Research & Papers

DOF: New AI tool finds blind spots in document collections

Existing AI hides minority viewpoints; DOF surfaces them for discovery.

Deep Dive

A new research paper from Youdi Li, accepted at the CHI 2026 Workshop on Tools for Thought, challenges how AI helps us explore large text collections. While current tools like summarization and topic modeling optimize for coverage—highlighting main themes—they inevitably push minority viewpoints, edge cases, and unexpected findings out of view. This blind spot hinders discovery, which often depends on noticing what doesn't fit. Li proposes an alternative objective: blind-spot discovery, where the goal is to surface the very content that coverage methods suppress, letting users judge its significance.

The proposed system, DOF (Discovery-Oriented Faceting), achieves this through three design goals: organizing documents into categories with explicit boundaries, ranking categories by distinctiveness rather than size, and supporting iterative refinement. In a comparative evaluation against coverage-based ranking across four domains, DOF surfaced fundamentally different content—promoting specialized categories that traditional methods buried. This approach offers a complementary mode of support for researchers and analysts seeking to uncover gaps, minority positions, or unexpected patterns in large document collections.

Key Points
  • DOF ranks categories by distinctiveness, not size, to surface minority viewpoints.
  • Tested across four domains, it retrieves fundamentally different content than coverage-based ranking.
  • Accepted to CHI 2026 Workshop on Tools for Thought, pushing AI beyond summarization.

Why It Matters

Helps researchers and analysts discover unexpected findings that traditional AI summarization misses.

■ Material supplied:
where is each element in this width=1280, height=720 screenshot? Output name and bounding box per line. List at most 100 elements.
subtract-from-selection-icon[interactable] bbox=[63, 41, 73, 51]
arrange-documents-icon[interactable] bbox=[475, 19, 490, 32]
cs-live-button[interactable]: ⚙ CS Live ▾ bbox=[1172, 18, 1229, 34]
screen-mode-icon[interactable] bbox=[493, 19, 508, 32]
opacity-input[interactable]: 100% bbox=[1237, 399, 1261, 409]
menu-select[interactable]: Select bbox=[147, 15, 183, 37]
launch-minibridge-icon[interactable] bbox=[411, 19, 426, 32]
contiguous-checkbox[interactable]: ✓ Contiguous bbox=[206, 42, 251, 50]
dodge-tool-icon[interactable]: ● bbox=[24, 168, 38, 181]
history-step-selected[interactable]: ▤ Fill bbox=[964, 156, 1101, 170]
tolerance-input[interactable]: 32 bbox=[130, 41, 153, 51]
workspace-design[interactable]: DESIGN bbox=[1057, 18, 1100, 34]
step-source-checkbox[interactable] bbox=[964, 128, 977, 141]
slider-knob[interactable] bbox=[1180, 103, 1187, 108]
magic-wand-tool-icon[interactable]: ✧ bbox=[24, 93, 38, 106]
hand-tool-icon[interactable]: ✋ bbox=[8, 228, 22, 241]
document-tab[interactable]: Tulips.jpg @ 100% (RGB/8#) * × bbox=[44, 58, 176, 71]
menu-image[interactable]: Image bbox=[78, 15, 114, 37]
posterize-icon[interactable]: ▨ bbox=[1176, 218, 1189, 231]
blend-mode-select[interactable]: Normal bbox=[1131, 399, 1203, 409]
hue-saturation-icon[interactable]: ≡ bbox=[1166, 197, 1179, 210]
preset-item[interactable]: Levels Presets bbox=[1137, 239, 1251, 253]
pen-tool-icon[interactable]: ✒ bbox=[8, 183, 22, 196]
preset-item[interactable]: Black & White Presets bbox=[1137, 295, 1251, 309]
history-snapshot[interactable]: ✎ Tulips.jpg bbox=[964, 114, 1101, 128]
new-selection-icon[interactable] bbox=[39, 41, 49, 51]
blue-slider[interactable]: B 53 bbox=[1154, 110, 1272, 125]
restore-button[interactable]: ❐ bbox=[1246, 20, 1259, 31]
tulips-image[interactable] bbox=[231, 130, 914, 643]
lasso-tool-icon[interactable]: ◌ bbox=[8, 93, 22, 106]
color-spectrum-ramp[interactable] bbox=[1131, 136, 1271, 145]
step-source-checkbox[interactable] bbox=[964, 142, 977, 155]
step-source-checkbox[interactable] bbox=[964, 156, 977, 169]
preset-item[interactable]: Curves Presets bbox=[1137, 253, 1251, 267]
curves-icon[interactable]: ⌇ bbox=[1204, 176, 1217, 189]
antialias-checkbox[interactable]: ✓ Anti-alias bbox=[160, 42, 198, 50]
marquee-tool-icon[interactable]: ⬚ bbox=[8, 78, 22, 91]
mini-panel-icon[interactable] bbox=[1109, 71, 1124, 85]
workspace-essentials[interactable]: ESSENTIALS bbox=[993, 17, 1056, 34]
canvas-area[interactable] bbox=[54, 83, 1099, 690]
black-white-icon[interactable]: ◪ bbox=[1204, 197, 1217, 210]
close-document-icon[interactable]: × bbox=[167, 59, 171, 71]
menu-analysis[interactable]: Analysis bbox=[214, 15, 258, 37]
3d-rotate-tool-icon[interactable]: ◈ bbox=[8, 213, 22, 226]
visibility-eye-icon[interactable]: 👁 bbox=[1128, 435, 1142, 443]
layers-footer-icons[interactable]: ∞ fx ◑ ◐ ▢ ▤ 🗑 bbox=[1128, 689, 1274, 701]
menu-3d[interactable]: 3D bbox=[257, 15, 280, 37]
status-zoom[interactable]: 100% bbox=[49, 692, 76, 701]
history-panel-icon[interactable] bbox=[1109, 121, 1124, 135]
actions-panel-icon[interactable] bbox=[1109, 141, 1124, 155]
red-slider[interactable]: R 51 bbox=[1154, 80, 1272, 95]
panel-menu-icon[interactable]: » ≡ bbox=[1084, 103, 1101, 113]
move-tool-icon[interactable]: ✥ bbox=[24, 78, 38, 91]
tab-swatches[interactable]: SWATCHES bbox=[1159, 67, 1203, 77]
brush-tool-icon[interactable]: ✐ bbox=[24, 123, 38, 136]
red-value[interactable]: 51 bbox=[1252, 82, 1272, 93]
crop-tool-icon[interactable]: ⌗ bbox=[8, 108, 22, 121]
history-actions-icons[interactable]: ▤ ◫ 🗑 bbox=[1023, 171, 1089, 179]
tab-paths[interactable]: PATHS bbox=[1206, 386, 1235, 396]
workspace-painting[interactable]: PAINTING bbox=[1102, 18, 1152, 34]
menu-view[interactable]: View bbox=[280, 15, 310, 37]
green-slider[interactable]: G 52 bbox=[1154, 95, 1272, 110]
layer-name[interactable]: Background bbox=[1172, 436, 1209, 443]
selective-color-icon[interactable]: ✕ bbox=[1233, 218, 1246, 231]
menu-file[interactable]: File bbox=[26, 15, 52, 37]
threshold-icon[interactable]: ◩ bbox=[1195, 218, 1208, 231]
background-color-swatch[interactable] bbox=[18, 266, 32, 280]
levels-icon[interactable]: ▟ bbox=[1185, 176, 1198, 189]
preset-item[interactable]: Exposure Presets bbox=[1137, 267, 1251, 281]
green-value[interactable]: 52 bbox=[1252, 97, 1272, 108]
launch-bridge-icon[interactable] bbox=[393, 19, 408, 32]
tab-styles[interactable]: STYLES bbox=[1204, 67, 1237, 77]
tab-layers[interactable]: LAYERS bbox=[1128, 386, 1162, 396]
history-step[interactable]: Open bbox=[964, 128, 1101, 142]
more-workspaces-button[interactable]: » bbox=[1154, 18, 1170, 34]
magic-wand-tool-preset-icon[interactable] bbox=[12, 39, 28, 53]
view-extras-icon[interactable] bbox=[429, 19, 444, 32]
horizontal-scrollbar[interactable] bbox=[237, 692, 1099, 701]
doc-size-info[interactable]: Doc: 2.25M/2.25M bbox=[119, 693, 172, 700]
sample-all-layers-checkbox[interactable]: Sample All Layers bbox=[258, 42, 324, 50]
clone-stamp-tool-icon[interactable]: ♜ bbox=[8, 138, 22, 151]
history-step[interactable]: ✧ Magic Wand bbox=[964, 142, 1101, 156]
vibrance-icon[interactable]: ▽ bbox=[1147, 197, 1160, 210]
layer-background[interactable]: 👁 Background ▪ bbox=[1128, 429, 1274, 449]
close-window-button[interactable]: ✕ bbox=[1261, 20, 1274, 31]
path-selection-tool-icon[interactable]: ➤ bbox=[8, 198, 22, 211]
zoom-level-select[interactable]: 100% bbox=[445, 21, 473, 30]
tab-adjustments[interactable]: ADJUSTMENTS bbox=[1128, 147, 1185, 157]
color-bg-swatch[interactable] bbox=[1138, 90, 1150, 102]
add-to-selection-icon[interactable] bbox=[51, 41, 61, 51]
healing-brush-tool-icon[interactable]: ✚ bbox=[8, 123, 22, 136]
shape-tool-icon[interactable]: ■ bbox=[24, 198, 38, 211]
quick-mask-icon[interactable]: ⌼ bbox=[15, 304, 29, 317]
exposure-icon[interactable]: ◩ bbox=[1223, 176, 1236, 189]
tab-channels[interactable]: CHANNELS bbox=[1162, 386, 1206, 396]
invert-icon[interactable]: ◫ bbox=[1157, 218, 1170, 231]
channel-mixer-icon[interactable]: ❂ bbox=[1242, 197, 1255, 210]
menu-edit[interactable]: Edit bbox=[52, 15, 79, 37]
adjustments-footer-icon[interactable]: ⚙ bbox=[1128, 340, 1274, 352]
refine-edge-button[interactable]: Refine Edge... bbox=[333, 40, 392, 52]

■ Task statement: Can you retype the DOF write-up above, everything from "DOF: New AI" down to "judge its significance."?

■ Response to this exercise:
DOF: New AI tool finds blind spots in document collections

Existing AI hides minority viewpoints; DOF surfaces them for discovery.

Deep Dive

A new research paper from Youdi Li, accepted at the CHI 2026 Workshop on Tools for Thought, challenges how AI helps us explore large text collections. While current tools like summarization and topic modeling optimize for coverage—highlighting main themes—they inevitably push minority viewpoints, edge cases, and unexpected findings out of view. This blind spot hinders discovery, which often depends on noticing what doesn't fit. Li proposes an alternative objective: blind-spot discovery, where the goal is to surface the very content that coverage methods suppress, letting users judge its significance.